Extracted records
>>>>
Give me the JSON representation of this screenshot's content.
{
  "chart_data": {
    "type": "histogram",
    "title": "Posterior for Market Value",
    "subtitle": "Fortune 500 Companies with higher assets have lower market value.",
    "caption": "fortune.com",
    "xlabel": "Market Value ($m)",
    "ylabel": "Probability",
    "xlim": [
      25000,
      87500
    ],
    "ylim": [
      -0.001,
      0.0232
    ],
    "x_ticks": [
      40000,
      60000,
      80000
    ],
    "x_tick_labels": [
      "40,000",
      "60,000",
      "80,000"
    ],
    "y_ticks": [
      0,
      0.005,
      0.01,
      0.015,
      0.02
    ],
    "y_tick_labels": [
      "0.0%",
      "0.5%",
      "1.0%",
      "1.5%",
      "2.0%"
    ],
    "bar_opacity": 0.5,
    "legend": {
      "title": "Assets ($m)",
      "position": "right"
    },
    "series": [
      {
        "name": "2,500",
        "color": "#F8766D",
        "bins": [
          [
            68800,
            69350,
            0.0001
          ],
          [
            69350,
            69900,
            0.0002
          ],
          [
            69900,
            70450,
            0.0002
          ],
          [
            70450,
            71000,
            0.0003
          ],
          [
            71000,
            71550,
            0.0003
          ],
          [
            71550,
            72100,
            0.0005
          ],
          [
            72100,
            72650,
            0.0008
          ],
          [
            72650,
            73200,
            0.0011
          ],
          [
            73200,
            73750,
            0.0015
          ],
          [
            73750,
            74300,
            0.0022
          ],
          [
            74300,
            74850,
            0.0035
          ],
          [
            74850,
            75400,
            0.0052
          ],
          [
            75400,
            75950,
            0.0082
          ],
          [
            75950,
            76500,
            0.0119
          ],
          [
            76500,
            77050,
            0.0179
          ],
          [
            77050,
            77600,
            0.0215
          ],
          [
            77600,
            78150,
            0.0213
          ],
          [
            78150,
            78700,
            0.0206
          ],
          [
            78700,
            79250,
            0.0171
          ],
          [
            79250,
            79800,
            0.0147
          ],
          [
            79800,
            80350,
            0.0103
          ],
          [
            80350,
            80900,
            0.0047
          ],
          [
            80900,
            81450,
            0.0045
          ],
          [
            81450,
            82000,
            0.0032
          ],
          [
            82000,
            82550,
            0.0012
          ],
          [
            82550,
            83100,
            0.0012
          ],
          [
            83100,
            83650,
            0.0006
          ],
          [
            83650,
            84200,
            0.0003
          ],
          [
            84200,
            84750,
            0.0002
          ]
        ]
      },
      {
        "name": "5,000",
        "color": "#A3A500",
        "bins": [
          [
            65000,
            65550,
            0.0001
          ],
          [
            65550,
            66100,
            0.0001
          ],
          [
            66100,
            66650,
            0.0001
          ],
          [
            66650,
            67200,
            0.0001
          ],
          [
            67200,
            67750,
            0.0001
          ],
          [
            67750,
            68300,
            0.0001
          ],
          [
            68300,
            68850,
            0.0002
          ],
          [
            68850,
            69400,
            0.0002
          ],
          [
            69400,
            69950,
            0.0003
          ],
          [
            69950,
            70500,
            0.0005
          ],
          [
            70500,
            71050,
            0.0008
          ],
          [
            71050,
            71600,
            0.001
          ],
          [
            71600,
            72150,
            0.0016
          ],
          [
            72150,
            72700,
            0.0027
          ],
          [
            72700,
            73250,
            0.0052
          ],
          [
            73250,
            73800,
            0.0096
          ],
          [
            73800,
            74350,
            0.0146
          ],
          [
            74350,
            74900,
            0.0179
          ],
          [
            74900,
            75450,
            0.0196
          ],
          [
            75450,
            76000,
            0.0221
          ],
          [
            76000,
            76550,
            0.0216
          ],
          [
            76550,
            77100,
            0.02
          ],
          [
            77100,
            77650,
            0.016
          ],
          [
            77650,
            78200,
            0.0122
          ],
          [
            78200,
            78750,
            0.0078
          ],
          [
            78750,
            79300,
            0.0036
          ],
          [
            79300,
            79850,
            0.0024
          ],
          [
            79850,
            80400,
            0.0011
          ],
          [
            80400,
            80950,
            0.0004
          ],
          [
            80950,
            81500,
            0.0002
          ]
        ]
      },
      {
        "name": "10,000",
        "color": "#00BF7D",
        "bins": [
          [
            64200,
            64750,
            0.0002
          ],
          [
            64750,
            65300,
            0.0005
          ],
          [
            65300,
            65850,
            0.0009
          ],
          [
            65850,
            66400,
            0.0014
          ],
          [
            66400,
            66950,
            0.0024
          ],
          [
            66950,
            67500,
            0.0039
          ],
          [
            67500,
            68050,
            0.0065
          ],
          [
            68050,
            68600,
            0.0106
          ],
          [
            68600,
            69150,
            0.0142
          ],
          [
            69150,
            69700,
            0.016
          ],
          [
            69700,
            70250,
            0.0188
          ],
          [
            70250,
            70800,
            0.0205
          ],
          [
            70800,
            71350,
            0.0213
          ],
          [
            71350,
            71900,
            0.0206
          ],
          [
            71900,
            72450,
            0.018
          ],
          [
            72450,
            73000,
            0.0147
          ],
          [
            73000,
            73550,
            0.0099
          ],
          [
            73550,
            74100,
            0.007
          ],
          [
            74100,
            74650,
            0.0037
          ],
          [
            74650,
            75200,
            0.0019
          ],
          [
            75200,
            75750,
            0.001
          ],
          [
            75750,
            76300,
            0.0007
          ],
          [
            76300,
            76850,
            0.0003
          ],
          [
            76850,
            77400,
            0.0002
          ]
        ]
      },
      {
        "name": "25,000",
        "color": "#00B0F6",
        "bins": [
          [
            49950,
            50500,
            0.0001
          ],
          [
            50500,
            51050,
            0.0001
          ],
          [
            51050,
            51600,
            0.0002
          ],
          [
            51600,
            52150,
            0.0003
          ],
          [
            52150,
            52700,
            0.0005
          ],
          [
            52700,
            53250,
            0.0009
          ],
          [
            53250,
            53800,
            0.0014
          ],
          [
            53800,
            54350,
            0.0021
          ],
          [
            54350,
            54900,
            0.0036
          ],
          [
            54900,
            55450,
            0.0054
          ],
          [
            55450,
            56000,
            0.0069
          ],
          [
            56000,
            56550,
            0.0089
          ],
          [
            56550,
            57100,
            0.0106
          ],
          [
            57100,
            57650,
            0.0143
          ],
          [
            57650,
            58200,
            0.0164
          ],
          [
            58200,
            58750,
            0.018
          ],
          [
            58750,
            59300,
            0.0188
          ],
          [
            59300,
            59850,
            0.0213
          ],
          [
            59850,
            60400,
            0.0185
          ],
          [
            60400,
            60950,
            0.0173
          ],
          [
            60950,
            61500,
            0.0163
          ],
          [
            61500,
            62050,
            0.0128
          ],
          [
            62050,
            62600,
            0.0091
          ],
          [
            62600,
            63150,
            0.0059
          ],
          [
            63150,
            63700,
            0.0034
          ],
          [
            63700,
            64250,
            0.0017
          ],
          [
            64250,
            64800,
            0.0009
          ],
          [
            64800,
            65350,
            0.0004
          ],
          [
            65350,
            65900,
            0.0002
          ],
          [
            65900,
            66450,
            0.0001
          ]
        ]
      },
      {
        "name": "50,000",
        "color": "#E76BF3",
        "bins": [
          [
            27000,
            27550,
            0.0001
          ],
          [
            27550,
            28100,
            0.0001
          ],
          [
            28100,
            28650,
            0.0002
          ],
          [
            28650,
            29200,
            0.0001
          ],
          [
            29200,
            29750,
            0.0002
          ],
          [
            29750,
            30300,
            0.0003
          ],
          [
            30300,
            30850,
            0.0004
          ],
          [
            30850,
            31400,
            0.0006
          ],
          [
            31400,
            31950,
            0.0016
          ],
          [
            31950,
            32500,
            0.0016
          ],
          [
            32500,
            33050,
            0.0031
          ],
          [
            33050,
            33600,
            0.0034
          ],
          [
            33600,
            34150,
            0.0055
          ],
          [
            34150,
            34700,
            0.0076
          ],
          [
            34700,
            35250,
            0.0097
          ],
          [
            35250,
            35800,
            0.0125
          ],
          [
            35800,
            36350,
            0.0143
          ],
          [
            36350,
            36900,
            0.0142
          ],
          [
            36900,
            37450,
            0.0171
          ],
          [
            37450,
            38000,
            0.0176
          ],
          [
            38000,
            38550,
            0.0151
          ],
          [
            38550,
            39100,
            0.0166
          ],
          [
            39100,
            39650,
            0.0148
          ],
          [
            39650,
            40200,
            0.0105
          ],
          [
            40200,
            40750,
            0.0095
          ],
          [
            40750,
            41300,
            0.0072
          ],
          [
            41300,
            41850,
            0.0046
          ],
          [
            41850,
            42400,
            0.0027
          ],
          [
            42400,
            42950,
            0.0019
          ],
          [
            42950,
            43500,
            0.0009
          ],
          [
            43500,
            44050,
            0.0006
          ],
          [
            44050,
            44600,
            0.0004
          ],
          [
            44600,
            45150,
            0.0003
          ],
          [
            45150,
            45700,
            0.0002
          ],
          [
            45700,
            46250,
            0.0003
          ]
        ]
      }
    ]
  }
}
<<<<
Instructions to follow
Using the listing, say how many lines include the word "name", and add nothing else.

Exercise response
5